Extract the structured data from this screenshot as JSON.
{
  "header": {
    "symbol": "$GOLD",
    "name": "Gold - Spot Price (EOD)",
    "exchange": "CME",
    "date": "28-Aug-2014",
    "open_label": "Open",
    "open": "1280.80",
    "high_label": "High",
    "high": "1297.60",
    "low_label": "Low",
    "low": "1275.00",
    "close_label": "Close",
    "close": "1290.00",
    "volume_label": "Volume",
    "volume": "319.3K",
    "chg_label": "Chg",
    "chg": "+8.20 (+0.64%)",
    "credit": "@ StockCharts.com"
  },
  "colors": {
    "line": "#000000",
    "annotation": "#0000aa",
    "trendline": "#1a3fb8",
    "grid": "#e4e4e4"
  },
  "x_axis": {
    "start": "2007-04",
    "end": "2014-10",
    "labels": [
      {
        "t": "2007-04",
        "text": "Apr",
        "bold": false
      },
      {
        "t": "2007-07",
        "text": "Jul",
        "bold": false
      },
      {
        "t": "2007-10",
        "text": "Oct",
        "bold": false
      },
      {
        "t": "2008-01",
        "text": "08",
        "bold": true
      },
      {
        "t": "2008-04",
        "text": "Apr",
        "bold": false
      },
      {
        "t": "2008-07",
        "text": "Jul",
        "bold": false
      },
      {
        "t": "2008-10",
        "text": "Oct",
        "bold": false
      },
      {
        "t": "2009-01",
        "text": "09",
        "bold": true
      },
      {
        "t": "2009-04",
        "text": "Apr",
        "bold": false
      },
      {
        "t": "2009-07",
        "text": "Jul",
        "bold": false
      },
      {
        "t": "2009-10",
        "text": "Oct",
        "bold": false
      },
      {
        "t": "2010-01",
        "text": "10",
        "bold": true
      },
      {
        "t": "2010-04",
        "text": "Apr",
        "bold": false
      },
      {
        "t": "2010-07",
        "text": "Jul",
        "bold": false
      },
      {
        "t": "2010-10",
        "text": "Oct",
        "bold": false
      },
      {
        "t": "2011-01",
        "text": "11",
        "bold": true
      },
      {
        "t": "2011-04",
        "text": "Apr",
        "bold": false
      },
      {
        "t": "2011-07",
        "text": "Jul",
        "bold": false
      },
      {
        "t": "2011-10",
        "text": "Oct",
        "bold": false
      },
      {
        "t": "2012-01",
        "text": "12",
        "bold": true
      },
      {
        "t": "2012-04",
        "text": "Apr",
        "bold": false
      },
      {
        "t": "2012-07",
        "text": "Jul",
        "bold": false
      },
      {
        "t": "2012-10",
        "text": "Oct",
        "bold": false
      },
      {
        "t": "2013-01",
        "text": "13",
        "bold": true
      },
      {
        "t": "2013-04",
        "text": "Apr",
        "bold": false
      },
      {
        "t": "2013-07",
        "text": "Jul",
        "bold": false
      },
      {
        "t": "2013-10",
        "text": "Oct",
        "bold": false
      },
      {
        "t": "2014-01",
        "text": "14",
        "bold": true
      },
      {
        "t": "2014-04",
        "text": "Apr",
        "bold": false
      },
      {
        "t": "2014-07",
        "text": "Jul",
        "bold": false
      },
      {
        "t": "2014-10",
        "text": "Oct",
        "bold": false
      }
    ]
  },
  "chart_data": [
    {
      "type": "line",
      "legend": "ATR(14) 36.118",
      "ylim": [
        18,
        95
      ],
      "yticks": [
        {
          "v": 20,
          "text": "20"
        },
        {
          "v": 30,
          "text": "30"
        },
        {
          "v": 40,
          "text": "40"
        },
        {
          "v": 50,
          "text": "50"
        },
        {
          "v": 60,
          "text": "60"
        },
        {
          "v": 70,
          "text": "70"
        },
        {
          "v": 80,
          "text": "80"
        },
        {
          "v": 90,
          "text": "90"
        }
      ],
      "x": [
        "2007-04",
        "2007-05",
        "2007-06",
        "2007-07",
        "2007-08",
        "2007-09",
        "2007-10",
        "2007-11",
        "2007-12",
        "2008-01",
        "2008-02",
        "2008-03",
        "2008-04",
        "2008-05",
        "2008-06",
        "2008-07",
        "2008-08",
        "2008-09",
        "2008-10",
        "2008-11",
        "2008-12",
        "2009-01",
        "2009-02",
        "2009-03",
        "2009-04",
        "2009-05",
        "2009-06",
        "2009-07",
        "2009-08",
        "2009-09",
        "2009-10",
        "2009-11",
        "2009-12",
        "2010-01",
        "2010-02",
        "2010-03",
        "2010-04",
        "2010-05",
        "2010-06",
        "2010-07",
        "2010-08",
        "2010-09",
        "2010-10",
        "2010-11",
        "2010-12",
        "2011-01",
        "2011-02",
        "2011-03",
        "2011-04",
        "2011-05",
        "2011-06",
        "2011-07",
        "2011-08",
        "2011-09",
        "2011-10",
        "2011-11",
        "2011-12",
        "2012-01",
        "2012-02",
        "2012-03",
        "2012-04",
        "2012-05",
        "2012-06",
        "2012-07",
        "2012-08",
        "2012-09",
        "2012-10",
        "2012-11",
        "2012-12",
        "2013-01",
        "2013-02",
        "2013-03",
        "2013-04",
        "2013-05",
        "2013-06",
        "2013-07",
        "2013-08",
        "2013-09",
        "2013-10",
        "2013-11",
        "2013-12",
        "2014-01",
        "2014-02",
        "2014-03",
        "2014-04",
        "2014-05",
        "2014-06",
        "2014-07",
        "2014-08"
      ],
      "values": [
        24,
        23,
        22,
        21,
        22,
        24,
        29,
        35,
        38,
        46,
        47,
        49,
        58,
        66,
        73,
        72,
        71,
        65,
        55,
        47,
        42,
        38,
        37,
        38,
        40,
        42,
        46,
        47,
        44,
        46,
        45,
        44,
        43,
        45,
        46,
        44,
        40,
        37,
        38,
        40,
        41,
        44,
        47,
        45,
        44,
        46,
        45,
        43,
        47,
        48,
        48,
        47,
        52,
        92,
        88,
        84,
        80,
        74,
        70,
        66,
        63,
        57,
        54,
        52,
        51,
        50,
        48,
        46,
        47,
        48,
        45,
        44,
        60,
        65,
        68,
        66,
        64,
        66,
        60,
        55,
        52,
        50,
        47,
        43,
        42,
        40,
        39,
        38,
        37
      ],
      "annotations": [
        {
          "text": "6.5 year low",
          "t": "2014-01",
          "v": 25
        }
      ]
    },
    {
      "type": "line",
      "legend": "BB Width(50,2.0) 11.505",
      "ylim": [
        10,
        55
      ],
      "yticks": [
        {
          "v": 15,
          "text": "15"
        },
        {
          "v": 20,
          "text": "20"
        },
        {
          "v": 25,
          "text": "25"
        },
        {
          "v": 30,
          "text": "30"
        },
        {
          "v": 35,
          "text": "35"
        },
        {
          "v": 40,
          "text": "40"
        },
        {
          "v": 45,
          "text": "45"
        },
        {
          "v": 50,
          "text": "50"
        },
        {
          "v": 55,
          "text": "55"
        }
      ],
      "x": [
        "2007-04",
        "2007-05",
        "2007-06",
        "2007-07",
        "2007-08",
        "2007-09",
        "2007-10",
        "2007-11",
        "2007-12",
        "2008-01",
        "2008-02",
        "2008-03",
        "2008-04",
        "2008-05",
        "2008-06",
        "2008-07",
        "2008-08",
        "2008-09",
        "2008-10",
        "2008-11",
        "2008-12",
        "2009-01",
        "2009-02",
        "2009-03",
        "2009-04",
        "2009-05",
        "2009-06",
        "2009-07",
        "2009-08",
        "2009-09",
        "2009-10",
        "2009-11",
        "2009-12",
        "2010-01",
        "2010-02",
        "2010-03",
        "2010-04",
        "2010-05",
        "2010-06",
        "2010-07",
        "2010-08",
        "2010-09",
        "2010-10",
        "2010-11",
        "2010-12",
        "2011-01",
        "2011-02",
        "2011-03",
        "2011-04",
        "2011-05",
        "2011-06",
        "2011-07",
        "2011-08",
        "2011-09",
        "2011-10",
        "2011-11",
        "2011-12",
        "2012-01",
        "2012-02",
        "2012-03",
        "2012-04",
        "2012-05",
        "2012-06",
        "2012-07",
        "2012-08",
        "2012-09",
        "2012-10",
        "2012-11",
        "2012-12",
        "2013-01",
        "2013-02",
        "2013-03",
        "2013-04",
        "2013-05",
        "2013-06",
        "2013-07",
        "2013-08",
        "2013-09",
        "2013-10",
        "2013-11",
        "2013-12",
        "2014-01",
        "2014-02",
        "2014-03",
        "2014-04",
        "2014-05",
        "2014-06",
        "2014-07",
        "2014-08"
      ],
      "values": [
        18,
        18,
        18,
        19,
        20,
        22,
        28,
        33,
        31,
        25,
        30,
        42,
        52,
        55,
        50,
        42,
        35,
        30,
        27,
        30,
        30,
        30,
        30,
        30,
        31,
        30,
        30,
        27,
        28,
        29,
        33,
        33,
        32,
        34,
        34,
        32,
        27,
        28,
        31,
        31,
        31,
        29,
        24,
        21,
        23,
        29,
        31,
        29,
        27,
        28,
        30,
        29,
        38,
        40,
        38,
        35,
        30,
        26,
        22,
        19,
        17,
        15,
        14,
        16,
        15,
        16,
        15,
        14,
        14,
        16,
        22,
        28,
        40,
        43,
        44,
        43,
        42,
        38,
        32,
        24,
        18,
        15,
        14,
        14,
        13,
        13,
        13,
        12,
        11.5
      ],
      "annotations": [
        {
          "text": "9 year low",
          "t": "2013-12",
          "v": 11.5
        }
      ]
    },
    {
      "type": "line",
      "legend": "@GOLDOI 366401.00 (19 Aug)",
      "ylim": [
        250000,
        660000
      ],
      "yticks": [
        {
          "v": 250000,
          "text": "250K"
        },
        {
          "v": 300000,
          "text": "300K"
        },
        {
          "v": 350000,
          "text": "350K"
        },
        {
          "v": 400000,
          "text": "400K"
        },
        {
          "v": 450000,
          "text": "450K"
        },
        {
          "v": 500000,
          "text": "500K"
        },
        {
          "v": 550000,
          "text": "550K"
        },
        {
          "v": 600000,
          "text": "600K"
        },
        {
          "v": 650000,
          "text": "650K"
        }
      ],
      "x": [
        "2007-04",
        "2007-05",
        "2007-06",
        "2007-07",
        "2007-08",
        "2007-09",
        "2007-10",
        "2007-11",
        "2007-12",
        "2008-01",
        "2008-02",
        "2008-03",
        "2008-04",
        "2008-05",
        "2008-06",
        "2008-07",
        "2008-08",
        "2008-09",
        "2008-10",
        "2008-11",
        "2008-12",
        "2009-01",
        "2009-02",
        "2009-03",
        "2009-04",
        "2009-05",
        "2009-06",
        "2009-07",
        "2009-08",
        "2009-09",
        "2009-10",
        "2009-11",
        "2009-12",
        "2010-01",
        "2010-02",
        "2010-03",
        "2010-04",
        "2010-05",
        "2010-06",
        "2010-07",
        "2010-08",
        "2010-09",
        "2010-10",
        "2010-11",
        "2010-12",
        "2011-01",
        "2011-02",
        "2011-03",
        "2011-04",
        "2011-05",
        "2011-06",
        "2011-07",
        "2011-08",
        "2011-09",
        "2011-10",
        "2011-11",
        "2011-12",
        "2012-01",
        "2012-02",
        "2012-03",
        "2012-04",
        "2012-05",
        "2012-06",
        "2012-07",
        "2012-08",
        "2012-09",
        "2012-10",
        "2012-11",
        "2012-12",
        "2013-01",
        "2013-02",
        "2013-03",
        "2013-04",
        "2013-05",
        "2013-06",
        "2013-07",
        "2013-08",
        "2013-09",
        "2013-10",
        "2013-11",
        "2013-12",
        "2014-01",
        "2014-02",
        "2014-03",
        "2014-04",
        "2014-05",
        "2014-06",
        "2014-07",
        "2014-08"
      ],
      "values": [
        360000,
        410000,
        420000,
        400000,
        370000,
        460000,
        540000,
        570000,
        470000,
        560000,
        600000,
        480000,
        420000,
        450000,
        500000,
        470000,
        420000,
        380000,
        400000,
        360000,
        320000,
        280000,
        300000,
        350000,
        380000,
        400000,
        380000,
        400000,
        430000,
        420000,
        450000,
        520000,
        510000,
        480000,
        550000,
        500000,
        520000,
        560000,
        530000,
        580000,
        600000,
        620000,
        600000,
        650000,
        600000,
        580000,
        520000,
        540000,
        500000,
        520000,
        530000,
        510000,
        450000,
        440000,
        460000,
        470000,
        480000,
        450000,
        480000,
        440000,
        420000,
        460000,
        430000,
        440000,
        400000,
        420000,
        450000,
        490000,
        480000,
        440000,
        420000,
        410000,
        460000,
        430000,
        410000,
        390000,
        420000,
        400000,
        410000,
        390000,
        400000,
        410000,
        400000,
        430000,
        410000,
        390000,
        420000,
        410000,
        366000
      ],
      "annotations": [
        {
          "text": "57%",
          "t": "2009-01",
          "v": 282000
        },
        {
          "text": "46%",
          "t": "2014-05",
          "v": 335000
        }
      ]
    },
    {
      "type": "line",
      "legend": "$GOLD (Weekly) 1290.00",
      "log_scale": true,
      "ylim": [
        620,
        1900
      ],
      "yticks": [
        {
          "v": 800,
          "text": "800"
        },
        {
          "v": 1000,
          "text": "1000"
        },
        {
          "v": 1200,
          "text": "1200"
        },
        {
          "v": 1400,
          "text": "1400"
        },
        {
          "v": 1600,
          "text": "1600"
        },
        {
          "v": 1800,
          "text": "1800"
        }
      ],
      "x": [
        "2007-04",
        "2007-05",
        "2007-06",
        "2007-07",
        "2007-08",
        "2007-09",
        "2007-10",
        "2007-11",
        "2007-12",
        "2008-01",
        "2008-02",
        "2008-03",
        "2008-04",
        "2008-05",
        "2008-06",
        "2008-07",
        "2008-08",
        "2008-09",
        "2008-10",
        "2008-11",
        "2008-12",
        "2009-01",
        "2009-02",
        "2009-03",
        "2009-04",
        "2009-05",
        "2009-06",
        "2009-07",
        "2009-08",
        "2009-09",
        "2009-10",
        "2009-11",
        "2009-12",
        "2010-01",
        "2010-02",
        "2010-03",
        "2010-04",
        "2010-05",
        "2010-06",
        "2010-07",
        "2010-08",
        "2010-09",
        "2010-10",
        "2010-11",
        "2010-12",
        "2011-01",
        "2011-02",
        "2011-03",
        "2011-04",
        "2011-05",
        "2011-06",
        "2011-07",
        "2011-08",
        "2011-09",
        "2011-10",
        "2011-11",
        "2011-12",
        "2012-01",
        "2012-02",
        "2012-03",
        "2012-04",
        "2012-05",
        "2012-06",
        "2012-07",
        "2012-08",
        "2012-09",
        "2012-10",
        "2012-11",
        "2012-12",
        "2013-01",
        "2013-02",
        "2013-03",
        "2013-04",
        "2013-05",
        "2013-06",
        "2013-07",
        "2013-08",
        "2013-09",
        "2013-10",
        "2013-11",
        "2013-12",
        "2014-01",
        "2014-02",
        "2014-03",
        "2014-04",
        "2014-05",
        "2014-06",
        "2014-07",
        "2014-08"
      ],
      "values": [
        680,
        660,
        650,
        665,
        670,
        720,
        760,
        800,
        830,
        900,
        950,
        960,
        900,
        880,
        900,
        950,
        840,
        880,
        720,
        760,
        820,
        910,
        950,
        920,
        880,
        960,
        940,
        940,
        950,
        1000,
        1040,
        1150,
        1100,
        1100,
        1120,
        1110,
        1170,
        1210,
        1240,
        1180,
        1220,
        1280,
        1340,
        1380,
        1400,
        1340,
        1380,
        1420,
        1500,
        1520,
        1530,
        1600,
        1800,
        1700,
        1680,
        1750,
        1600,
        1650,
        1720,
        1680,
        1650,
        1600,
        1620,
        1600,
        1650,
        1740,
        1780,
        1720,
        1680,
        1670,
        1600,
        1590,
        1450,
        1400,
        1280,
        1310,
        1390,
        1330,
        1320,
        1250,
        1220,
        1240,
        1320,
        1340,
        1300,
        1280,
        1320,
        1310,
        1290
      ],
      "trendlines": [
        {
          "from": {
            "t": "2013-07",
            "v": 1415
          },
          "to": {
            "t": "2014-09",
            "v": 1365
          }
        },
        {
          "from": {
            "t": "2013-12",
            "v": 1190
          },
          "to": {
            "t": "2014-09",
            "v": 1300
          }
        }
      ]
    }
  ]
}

______

### Aim of the exercise:
Pick out each line above that includes "legend" and show it.

### Answer to the exercise:
      "legend": "ATR(14) 36.118",
      "legend": "BB Width(50,2.0) 11.505",
      "legend": "@GOLDOI 366401.00 (19 Aug)",
      "legend": "$GOLD (Weekly) 1290.00",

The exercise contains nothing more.